*Records provided:*

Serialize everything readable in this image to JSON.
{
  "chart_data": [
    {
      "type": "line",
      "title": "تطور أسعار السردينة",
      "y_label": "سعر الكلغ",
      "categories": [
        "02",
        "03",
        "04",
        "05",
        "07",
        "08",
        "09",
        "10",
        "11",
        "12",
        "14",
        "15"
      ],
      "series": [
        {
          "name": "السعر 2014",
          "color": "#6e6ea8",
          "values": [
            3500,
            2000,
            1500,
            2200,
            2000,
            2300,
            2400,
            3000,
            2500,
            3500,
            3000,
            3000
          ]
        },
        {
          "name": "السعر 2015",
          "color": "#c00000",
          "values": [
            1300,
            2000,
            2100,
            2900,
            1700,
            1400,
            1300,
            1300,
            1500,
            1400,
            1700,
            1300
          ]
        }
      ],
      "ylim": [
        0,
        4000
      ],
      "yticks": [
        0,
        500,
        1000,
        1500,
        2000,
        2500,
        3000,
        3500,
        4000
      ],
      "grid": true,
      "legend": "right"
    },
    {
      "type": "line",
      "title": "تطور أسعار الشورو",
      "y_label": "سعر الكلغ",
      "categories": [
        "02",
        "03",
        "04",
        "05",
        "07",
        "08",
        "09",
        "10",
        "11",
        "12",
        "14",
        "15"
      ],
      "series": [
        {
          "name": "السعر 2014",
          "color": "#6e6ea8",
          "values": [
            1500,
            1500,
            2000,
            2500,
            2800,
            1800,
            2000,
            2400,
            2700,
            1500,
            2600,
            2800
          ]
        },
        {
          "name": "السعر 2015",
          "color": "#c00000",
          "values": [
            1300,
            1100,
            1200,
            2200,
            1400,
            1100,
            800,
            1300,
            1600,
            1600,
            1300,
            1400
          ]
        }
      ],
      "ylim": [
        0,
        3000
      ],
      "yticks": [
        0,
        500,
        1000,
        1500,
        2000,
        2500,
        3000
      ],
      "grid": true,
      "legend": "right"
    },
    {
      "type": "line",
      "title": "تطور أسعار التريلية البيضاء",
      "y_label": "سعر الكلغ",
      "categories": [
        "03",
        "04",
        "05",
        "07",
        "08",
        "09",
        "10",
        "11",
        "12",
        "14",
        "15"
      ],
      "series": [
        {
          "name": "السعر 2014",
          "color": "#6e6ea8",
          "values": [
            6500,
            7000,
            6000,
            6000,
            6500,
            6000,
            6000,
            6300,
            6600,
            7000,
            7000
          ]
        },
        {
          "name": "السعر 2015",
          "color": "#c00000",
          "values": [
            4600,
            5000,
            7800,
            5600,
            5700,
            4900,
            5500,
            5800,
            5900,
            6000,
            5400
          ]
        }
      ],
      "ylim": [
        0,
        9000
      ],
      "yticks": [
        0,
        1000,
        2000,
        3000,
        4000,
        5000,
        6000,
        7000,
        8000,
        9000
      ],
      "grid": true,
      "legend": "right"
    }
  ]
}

*Written request:*
Each entry is to be returned in full, character for character.

*Written response:*
Serialize everything readable in this image to JSON.
{
  "chart_data": [
    {
      "type": "line",
      "title": "تطور أسعار السردينة",
      "y_label": "سعر الكلغ",
      "categories": [
        "02",
        "03",
        "04",
        "05",
        "07",
        "08",
        "09",
        "10",
        "11",
        "12",
        "14",
        "15"
      ],
      "series": [
        {
          "name": "السعر 2014",
          "color": "#6e6ea8",
          "values": [
            3500,
            2000,
            1500,
            2200,
            2000,
            2300,
            2400,
            3000,
            2500,
            3500,
            3000,
            3000
          ]
        },
        {
          "name": "السعر 2015",
          "color": "#c00000",
          "values": [
            1300,
            2000,
            2100,
            2900,
            1700,
            1400,
            1300,
            1300,
            1500,
            1400,
            1700,
            1300
          ]
        }
      ],
      "ylim": [
        0,
        4000
      ],
      "yticks": [
        0,
        500,
        1000,
        1500,
        2000,
        2500,
        3000,
        3500,
        4000
      ],
      "grid": true,
      "legend": "right"
    },
    {
      "type": "line",
      "title": "تطور أسعار الشورو",
      "y_label": "سعر الكلغ",
      "categories": [
        "02",
        "03",
        "04",
        "05",
        "07",
        "08",
        "09",
        "10",
        "11",
        "12",
        "14",
        "15"
      ],
      "series": [
        {
          "name": "السعر 2014",
          "color": "#6e6ea8",
          "values": [
            1500,
            1500,
            2000,
            2500,
            2800,
            1800,
            2000,
            2400,
            2700,
            1500,
            2600,
            2800
          ]
        },
        {
          "name": "السعر 2015",
          "color": "#c00000",
          "values": [
            1300,
            1100,
            1200,
            2200,
            1400,
            1100,
            800,
            1300,
            1600,
            1600,
            1300,
            1400
          ]
        }
      ],
      "ylim": [
        0,
        3000
      ],
      "yticks": [
        0,
        500,
        1000,
        1500,
        2000,
        2500,
        3000
      ],
      "grid": true,
      "legend": "right"
    },
    {
      "type": "line",
      "title": "تطور أسعار التريلية البيضاء",
      "y_label": "سعر الكلغ",
      "categories": [
        "03",
        "04",
        "05",
        "07",
        "08",
        "09",
        "10",
        "11",
        "12",
        "14",
        "15"
      ],
      "series": [
        {
          "name": "السعر 2014",
          "color": "#6e6ea8",
          "values": [
            6500,
            7000,
            6000,
            6000,
            6500,
            6000,
            6000,
            6300,
            6600,
            7000,
            7000
          ]
        },
        {
          "name": "السعر 2015",
          "color": "#c00000",
          "values": [
            4600,
            5000,
            7800,
            5600,
            5700,
            4900,
            5500,
            5800,
            5900,
            6000,
            5400
          ]
        }
      ],
      "ylim": [
        0,
        9000
      ],
      "yticks": [
        0,
        1000,
        2000,
        3000,
        4000,
        5000,
        6000,
        7000,
        8000,
        9000
      ],
      "grid": true,
      "legend": "right"
    }
  ]
}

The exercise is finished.